• _SHORT PROBLEM_
Collect all the lines that mention the word "Gantt".

[start of ENTRIES PROVIDED]

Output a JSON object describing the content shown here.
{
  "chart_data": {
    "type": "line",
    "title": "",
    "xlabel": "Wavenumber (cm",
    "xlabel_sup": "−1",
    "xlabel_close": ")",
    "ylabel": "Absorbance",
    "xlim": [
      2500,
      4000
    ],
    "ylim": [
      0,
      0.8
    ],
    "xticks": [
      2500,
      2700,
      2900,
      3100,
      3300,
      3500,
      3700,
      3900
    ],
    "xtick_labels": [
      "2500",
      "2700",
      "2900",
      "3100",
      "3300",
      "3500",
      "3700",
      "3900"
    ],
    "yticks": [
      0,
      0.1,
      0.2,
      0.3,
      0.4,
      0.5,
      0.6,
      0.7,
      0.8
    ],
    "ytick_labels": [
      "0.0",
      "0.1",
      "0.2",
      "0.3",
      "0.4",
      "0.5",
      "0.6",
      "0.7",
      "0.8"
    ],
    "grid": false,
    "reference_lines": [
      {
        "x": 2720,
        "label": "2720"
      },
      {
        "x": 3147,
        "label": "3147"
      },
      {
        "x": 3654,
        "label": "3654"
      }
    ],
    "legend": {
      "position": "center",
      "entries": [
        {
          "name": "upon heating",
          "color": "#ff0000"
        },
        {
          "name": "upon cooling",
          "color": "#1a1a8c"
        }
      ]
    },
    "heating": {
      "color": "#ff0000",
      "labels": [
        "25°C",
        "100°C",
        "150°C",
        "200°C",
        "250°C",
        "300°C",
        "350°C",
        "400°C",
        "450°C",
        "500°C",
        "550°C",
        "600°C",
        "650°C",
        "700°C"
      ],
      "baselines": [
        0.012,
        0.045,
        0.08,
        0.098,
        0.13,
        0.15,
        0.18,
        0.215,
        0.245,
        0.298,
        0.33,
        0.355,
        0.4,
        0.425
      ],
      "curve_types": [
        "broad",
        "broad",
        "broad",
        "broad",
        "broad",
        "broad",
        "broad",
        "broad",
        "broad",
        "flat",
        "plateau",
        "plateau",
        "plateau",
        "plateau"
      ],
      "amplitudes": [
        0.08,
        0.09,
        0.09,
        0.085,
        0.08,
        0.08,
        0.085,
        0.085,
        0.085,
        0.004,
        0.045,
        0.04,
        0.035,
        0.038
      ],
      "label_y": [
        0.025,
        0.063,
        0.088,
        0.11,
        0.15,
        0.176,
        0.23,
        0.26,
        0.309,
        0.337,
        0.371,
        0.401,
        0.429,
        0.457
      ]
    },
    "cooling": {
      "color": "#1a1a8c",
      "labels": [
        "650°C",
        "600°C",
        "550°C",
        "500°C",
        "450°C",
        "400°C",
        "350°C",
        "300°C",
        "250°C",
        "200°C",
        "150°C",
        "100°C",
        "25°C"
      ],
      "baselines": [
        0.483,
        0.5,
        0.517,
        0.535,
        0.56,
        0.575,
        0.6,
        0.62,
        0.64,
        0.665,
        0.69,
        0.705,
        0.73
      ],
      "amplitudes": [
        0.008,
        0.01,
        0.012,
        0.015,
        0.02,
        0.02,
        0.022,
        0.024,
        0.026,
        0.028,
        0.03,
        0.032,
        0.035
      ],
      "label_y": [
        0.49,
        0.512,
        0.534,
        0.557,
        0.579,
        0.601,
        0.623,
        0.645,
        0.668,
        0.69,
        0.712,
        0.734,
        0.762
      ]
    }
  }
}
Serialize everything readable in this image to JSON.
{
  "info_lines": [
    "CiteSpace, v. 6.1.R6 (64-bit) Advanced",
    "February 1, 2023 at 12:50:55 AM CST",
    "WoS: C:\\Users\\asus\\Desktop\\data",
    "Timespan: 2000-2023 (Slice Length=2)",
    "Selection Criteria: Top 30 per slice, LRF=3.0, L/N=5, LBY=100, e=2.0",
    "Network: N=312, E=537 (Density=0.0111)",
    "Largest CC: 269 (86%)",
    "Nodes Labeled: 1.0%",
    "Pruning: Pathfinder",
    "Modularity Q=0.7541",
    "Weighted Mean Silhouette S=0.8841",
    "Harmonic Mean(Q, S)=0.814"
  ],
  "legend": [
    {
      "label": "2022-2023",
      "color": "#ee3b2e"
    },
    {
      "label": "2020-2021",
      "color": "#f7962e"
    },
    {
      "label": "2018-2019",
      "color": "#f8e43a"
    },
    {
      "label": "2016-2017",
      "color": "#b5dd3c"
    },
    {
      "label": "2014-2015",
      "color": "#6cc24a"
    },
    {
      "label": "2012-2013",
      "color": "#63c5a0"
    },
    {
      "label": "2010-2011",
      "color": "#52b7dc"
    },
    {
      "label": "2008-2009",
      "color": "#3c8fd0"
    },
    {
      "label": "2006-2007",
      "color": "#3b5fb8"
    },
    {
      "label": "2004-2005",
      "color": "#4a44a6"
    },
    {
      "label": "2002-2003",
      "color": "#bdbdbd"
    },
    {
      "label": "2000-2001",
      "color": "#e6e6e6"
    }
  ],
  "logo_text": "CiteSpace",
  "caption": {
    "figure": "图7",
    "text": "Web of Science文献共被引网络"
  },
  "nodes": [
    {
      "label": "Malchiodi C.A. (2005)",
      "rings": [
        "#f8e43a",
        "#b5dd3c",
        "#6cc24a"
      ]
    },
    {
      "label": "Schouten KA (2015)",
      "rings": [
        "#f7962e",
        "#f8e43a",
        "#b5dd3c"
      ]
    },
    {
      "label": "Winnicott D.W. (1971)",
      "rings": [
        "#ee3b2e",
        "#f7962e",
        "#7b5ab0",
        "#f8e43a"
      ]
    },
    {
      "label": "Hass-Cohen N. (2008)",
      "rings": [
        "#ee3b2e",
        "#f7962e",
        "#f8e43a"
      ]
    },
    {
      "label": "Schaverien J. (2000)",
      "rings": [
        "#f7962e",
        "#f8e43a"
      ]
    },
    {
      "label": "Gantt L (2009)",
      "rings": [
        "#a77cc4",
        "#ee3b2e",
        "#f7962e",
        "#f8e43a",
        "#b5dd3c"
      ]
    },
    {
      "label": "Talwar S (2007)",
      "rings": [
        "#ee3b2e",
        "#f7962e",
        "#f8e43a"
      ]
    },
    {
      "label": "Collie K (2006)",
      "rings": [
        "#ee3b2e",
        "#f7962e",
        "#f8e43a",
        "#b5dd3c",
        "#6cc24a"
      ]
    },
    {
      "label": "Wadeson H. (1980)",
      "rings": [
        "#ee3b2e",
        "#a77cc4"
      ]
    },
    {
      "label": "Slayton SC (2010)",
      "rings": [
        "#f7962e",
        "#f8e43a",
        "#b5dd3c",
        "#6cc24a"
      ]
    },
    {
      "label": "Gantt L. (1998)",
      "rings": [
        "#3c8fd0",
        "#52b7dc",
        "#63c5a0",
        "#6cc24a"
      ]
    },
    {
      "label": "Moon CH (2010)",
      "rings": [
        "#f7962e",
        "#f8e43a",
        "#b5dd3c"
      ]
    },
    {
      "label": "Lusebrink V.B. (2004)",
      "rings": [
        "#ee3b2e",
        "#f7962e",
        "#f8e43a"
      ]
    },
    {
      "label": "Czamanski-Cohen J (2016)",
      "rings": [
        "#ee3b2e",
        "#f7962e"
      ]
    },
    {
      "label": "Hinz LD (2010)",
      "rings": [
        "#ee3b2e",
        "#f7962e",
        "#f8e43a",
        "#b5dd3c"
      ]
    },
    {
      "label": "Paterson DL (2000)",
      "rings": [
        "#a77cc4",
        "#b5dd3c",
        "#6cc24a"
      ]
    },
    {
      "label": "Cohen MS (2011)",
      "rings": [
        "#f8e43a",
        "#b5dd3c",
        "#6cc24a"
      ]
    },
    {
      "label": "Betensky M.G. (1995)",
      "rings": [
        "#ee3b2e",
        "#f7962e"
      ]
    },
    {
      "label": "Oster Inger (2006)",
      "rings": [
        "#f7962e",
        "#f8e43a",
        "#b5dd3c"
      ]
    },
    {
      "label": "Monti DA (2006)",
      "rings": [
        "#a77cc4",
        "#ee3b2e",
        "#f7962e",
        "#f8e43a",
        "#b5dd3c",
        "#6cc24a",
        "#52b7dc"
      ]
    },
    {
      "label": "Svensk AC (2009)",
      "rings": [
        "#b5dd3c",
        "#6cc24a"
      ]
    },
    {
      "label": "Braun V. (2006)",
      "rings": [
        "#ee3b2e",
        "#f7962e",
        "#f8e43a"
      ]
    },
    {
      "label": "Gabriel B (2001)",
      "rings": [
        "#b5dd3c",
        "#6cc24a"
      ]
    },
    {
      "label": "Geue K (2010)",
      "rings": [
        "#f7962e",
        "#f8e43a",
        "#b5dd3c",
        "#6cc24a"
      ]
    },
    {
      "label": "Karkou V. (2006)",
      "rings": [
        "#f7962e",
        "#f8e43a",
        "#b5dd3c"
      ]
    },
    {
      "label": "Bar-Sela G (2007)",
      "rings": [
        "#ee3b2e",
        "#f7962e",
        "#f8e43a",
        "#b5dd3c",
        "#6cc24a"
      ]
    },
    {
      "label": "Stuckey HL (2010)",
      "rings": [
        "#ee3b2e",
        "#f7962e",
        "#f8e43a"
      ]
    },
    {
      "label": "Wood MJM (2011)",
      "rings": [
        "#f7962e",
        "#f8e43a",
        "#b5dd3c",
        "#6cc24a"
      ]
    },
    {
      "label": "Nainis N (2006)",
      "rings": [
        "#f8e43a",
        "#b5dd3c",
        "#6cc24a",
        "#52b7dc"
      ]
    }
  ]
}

[end of ENTRIES PROVIDED]

• _COMPLETED EXERCISE_
      "label": "Gantt L (2009)",
      "label": "Gantt L. (1998)",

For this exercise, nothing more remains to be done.